***** Material for this task *****
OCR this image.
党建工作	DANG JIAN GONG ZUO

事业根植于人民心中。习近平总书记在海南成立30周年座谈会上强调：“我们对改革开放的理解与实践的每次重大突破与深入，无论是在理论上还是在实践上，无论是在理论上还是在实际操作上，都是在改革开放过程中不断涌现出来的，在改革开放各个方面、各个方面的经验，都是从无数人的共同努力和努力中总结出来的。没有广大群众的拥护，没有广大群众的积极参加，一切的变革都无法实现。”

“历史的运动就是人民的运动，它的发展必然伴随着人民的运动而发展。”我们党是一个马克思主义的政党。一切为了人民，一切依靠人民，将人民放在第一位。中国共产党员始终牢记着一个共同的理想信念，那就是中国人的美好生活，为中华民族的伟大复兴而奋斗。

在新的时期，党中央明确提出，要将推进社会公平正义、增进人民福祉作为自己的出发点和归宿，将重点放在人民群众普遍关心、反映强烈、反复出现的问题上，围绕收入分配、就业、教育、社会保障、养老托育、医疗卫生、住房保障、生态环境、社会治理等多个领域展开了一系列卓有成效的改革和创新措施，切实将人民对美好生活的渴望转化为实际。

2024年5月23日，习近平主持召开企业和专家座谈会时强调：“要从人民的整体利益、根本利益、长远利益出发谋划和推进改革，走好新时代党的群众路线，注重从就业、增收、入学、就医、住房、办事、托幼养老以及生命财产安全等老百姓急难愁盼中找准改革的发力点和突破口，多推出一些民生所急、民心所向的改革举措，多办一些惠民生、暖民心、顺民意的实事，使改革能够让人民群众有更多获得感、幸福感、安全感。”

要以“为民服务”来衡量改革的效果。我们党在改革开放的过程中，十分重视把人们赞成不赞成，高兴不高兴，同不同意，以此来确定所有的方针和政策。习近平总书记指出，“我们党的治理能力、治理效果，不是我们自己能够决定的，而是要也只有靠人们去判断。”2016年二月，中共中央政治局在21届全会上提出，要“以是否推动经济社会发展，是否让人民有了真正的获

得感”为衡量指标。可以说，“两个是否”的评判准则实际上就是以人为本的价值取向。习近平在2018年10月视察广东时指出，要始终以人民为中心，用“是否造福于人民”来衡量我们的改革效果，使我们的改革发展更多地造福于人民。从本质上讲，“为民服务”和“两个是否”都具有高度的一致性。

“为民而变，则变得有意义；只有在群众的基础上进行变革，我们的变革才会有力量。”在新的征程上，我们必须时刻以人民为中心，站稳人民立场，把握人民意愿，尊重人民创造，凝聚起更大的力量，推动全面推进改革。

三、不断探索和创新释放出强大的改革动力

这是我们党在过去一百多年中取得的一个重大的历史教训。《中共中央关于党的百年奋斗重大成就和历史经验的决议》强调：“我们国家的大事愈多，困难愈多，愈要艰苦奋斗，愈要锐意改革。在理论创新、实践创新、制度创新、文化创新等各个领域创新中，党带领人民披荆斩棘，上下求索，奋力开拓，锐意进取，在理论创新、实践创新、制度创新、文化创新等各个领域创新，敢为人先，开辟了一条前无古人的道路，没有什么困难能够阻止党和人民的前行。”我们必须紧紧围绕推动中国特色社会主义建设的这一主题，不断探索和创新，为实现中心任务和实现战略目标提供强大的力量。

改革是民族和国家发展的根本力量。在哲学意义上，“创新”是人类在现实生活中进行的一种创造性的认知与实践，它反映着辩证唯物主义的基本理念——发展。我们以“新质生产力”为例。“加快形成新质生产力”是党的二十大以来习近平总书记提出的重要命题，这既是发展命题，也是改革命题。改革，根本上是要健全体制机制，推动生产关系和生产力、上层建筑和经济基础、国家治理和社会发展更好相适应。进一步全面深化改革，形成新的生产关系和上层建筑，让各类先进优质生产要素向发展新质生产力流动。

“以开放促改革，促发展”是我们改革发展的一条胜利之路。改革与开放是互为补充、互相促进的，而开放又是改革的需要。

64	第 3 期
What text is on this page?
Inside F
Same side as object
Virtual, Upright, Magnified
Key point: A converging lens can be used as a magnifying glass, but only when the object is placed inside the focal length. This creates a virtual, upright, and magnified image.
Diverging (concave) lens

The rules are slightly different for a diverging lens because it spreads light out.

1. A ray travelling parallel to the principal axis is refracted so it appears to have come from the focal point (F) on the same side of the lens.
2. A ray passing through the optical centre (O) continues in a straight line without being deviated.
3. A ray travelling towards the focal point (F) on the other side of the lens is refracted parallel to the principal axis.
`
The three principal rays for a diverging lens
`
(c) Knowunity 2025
*****
◆ To be done ◆
Reproduce all of the records exactly.

◆ Output of the exercise ◆
OCR this image.
党建工作	DANG JIAN GONG ZUO

事业根植于人民心中。习近平总书记在海南成立30周年座谈会上强调：“我们对改革开放的理解与实践的每次重大突破与深入，无论是在理论上还是在实践上，无论是在理论上还是在实际操作上，都是在改革开放过程中不断涌现出来的，在改革开放各个方面、各个方面的经验，都是从无数人的共同努力和努力中总结出来的。没有广大群众的拥护，没有广大群众的积极参加，一切的变革都无法实现。”

“历史的运动就是人民的运动，它的发展必然伴随着人民的运动而发展。”我们党是一个马克思主义的政党。一切为了人民，一切依靠人民，将人民放在第一位。中国共产党员始终牢记着一个共同的理想信念，那就是中国人的美好生活，为中华民族的伟大复兴而奋斗。

在新的时期，党中央明确提出，要将推进社会公平正义、增进人民福祉作为自己的出发点和归宿，将重点放在人民群众普遍关心、反映强烈、反复出现的问题上，围绕收入分配、就业、教育、社会保障、养老托育、医疗卫生、住房保障、生态环境、社会治理等多个领域展开了一系列卓有成效的改革和创新措施，切实将人民对美好生活的渴望转化为实际。

2024年5月23日，习近平主持召开企业和专家座谈会时强调：“要从人民的整体利益、根本利益、长远利益出发谋划和推进改革，走好新时代党的群众路线，注重从就业、增收、入学、就医、住房、办事、托幼养老以及生命财产安全等老百姓急难愁盼中找准改革的发力点和突破口，多推出一些民生所急、民心所向的改革举措，多办一些惠民生、暖民心、顺民意的实事，使改革能够让人民群众有更多获得感、幸福感、安全感。”

要以“为民服务”来衡量改革的效果。我们党在改革开放的过程中，十分重视把人们赞成不赞成，高兴不高兴，同不同意，以此来确定所有的方针和政策。习近平总书记指出，“我们党的治理能力、治理效果，不是我们自己能够决定的，而是要也只有靠人们去判断。”2016年二月，中共中央政治局在21届全会上提出，要“以是否推动经济社会发展，是否让人民有了真正的获

得感”为衡量指标。可以说，“两个是否”的评判准则实际上就是以人为本的价值取向。习近平在2018年10月视察广东时指出，要始终以人民为中心，用“是否造福于人民”来衡量我们的改革效果，使我们的改革发展更多地造福于人民。从本质上讲，“为民服务”和“两个是否”都具有高度的一致性。

“为民而变，则变得有意义；只有在群众的基础上进行变革，我们的变革才会有力量。”在新的征程上，我们必须时刻以人民为中心，站稳人民立场，把握人民意愿，尊重人民创造，凝聚起更大的力量，推动全面推进改革。

三、不断探索和创新释放出强大的改革动力

这是我们党在过去一百多年中取得的一个重大的历史教训。《中共中央关于党的百年奋斗重大成就和历史经验的决议》强调：“我们国家的大事愈多，困难愈多，愈要艰苦奋斗，愈要锐意改革。在理论创新、实践创新、制度创新、文化创新等各个领域创新中，党带领人民披荆斩棘，上下求索，奋力开拓，锐意进取，在理论创新、实践创新、制度创新、文化创新等各个领域创新，敢为人先，开辟了一条前无古人的道路，没有什么困难能够阻止党和人民的前行。”我们必须紧紧围绕推动中国特色社会主义建设的这一主题，不断探索和创新，为实现中心任务和实现战略目标提供强大的力量。

改革是民族和国家发展的根本力量。在哲学意义上，“创新”是人类在现实生活中进行的一种创造性的认知与实践，它反映着辩证唯物主义的基本理念——发展。我们以“新质生产力”为例。“加快形成新质生产力”是党的二十大以来习近平总书记提出的重要命题，这既是发展命题，也是改革命题。改革，根本上是要健全体制机制，推动生产关系和生产力、上层建筑和经济基础、国家治理和社会发展更好相适应。进一步全面深化改革，形成新的生产关系和上层建筑，让各类先进优质生产要素向发展新质生产力流动。

“以开放促改革，促发展”是我们改革发展的一条胜利之路。改革与开放是互为补充、互相促进的，而开放又是改革的需要。

64	第 3 期
What text is on this page?
Inside F
Same side as object
Virtual, Upright, Magnified
Key point: A converging lens can be used as a magnifying glass, but only when the object is placed inside the focal length. This creates a virtual, upright, and magnified image.
Diverging (concave) lens

The rules are slightly different for a diverging lens because it spreads light out.

1. A ray travelling parallel to the principal axis is refracted so it appears to have come from the focal point (F) on the same side of the lens.
2. A ray passing through the optical centre (O) continues in a straight line without being deviated.
3. A ray travelling towards the focal point (F) on the other side of the lens is refracted parallel to the principal axis.
`
The three principal rays for a diverging lens
`
(c) Knowunity 2025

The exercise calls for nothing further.